_Goal of the exercise:_ Reproduce the listing below in its entirety. Change nothing.

** start of Data shown **

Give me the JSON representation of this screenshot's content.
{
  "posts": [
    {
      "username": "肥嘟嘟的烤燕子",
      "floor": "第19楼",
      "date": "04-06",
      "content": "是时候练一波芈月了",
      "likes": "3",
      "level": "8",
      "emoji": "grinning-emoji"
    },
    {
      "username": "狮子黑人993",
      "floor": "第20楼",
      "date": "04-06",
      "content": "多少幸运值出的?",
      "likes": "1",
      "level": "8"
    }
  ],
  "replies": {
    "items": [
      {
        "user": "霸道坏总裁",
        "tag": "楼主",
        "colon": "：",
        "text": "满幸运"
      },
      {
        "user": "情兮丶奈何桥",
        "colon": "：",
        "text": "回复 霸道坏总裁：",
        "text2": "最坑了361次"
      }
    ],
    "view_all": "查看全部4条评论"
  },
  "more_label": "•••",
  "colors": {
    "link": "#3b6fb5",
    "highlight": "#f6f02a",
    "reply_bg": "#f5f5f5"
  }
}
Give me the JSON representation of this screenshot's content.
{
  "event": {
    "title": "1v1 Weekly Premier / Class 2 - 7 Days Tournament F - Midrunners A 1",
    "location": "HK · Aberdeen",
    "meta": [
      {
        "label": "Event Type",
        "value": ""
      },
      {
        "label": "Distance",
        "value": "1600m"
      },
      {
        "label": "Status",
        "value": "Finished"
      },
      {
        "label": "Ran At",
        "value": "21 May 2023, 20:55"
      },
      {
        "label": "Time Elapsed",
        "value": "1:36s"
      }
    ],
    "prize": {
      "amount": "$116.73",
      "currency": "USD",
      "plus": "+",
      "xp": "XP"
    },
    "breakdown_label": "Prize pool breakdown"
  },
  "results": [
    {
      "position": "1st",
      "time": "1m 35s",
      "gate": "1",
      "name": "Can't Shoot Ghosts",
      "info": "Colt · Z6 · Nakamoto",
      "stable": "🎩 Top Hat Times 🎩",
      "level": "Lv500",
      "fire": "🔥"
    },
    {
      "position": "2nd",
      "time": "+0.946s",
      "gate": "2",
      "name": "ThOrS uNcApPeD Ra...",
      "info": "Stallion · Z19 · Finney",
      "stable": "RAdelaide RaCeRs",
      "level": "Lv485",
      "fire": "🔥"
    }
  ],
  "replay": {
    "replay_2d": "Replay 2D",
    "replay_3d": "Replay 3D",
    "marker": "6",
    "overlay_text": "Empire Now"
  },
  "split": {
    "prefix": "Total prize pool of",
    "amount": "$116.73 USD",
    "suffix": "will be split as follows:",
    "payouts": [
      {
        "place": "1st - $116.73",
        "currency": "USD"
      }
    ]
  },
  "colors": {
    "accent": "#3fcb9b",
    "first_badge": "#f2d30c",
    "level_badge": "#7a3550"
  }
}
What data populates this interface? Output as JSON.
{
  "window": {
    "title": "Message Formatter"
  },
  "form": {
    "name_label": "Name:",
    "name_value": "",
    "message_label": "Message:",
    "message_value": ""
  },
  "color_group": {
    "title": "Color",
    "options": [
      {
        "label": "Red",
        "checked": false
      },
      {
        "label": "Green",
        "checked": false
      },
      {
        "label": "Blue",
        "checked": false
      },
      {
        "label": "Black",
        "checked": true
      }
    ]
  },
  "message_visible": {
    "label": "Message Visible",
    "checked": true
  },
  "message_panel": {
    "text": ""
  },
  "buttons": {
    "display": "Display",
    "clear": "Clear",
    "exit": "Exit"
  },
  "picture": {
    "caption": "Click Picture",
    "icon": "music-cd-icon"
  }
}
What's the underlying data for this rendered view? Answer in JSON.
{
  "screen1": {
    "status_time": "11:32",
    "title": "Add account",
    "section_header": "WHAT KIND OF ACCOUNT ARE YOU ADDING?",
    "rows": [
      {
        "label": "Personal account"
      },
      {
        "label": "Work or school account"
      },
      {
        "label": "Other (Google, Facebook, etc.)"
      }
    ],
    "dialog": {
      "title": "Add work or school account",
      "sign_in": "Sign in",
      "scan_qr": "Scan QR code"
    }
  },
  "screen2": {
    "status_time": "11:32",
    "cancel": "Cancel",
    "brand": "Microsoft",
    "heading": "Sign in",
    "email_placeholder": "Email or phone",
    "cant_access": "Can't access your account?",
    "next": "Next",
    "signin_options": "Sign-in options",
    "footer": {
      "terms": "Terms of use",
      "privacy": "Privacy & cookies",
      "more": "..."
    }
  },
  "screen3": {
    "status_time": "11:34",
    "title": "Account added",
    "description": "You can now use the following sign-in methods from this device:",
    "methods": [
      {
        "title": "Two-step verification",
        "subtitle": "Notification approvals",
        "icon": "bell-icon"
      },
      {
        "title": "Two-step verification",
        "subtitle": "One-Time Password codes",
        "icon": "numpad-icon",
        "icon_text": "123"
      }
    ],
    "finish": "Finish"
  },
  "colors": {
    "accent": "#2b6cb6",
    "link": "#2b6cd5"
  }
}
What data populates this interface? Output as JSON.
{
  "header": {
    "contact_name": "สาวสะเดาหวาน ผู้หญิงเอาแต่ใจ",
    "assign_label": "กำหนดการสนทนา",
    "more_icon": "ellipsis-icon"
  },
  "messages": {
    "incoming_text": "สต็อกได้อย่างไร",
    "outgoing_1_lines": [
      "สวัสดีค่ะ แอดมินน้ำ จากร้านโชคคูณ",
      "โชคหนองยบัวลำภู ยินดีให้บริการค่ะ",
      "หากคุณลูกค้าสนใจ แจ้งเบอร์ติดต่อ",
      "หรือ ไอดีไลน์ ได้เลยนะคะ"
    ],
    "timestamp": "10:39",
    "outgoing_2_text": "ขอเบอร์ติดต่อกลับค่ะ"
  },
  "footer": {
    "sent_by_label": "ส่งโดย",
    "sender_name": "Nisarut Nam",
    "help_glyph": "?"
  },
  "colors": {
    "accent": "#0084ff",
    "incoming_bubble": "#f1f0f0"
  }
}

** end of Data shown **

_The completed task:_
Give me the JSON representation of this screenshot's content.
{
  "posts": [
    {
      "username": "肥嘟嘟的烤燕子",
      "floor": "第19楼",
      "date": "04-06",
      "content": "是时候练一波芈月了",
      "likes": "3",
      "level": "8",
      "emoji": "grinning-emoji"
    },
    {
      "username": "狮子黑人993",
      "floor": "第20楼",
      "date": "04-06",
      "content": "多少幸运值出的?",
      "likes": "1",
      "level": "8"
    }
  ],
  "replies": {
    "items": [
      {
        "user": "霸道坏总裁",
        "tag": "楼主",
        "colon": "：",
        "text": "满幸运"
      },
      {
        "user": "情兮丶奈何桥",
        "colon": "：",
        "text": "回复 霸道坏总裁：",
        "text2": "最坑了361次"
      }
    ],
    "view_all": "查看全部4条评论"
  },
  "more_label": "•••",
  "colors": {
    "link": "#3b6fb5",
    "highlight": "#f6f02a",
    "reply_bg": "#f5f5f5"
  }
}
Give me the JSON representation of this screenshot's content.
{
  "event": {
    "title": "1v1 Weekly Premier / Class 2 - 7 Days Tournament F - Midrunners A 1",
    "location": "HK · Aberdeen",
    "meta": [
      {
        "label": "Event Type",
        "value": ""
      },
      {
        "label": "Distance",
        "value": "1600m"
      },
      {
        "label": "Status",
        "value": "Finished"
      },
      {
        "label": "Ran At",
        "value": "21 May 2023, 20:55"
      },
      {
        "label": "Time Elapsed",
        "value": "1:36s"
      }
    ],
    "prize": {
      "amount": "$116.73",
      "currency": "USD",
      "plus": "+",
      "xp": "XP"
    },
    "breakdown_label": "Prize pool breakdown"
  },
  "results": [
    {
      "position": "1st",
      "time": "1m 35s",
      "gate": "1",
      "name": "Can't Shoot Ghosts",
      "info": "Colt · Z6 · Nakamoto",
      "stable": "🎩 Top Hat Times 🎩",
      "level": "Lv500",
      "fire": "🔥"
    },
    {
      "position": "2nd",
      "time": "+0.946s",
      "gate": "2",
      "name": "ThOrS uNcApPeD Ra...",
      "info": "Stallion · Z19 · Finney",
      "stable": "RAdelaide RaCeRs",
      "level": "Lv485",
      "fire": "🔥"
    }
  ],
  "replay": {
    "replay_2d": "Replay 2D",
    "replay_3d": "Replay 3D",
    "marker": "6",
    "overlay_text": "Empire Now"
  },
  "split": {
    "prefix": "Total prize pool of",
    "amount": "$116.73 USD",
    "suffix": "will be split as follows:",
    "payouts": [
      {
        "place": "1st - $116.73",
        "currency": "USD"
      }
    ]
  },
  "colors": {
    "accent": "#3fcb9b",
    "first_badge": "#f2d30c",
    "level_badge": "#7a3550"
  }
}
What data populates this interface? Output as JSON.
{
  "window": {
    "title": "Message Formatter"
  },
  "form": {
    "name_label": "Name:",
    "name_value": "",
    "message_label": "Message:",
    "message_value": ""
  },
  "color_group": {
    "title": "Color",
    "options": [
      {
        "label": "Red",
        "checked": false
      },
      {
        "label": "Green",
        "checked": false
      },
      {
        "label": "Blue",
        "checked": false
      },
      {
        "label": "Black",
        "checked": true
      }
    ]
  },
  "message_visible": {
    "label": "Message Visible",
    "checked": true
  },
  "message_panel": {
    "text": ""
  },
  "buttons": {
    "display": "Display",
    "clear": "Clear",
    "exit": "Exit"
  },
  "picture": {
    "caption": "Click Picture",
    "icon": "music-cd-icon"
  }
}
What's the underlying data for this rendered view? Answer in JSON.
{
  "screen1": {
    "status_time": "11:32",
    "title": "Add account",
    "section_header": "WHAT KIND OF ACCOUNT ARE YOU ADDING?",
    "rows": [
      {
        "label": "Personal account"
      },
      {
        "label": "Work or school account"
      },
      {
        "label": "Other (Google, Facebook, etc.)"
      }
    ],
    "dialog": {
      "title": "Add work or school account",
      "sign_in": "Sign in",
      "scan_qr": "Scan QR code"
    }
  },
  "screen2": {
    "status_time": "11:32",
    "cancel": "Cancel",
    "brand": "Microsoft",
    "heading": "Sign in",
    "email_placeholder": "Email or phone",
    "cant_access": "Can't access your account?",
    "next": "Next",
    "signin_options": "Sign-in options",
    "footer": {
      "terms": "Terms of use",
      "privacy": "Privacy & cookies",
      "more": "..."
    }
  },
  "screen3": {
    "status_time": "11:34",
    "title": "Account added",
    "description": "You can now use the following sign-in methods from this device:",
    "methods": [
      {
        "title": "Two-step verification",
        "subtitle": "Notification approvals",
        "icon": "bell-icon"
      },
      {
        "title": "Two-step verification",
        "subtitle": "One-Time Password codes",
        "icon": "numpad-icon",
        "icon_text": "123"
      }
    ],
    "finish": "Finish"
  },
  "colors": {
    "accent": "#2b6cb6",
    "link": "#2b6cd5"
  }
}
What data populates this interface? Output as JSON.
{
  "header": {
    "contact_name": "สาวสะเดาหวาน ผู้หญิงเอาแต่ใจ",
    "assign_label": "กำหนดการสนทนา",
    "more_icon": "ellipsis-icon"
  },
  "messages": {
    "incoming_text": "สต็อกได้อย่างไร",
    "outgoing_1_lines": [
      "สวัสดีค่ะ แอดมินน้ำ จากร้านโชคคูณ",
      "โชคหนองยบัวลำภู ยินดีให้บริการค่ะ",
      "หากคุณลูกค้าสนใจ แจ้งเบอร์ติดต่อ",
      "หรือ ไอดีไลน์ ได้เลยนะคะ"
    ],
    "timestamp": "10:39",
    "outgoing_2_text": "ขอเบอร์ติดต่อกลับค่ะ"
  },
  "footer": {
    "sent_by_label": "ส่งโดย",
    "sender_name": "Nisarut Nam",
    "help_glyph": "?"
  },
  "colors": {
    "accent": "#0084ff",
    "incoming_bubble": "#f1f0f0"
  }
}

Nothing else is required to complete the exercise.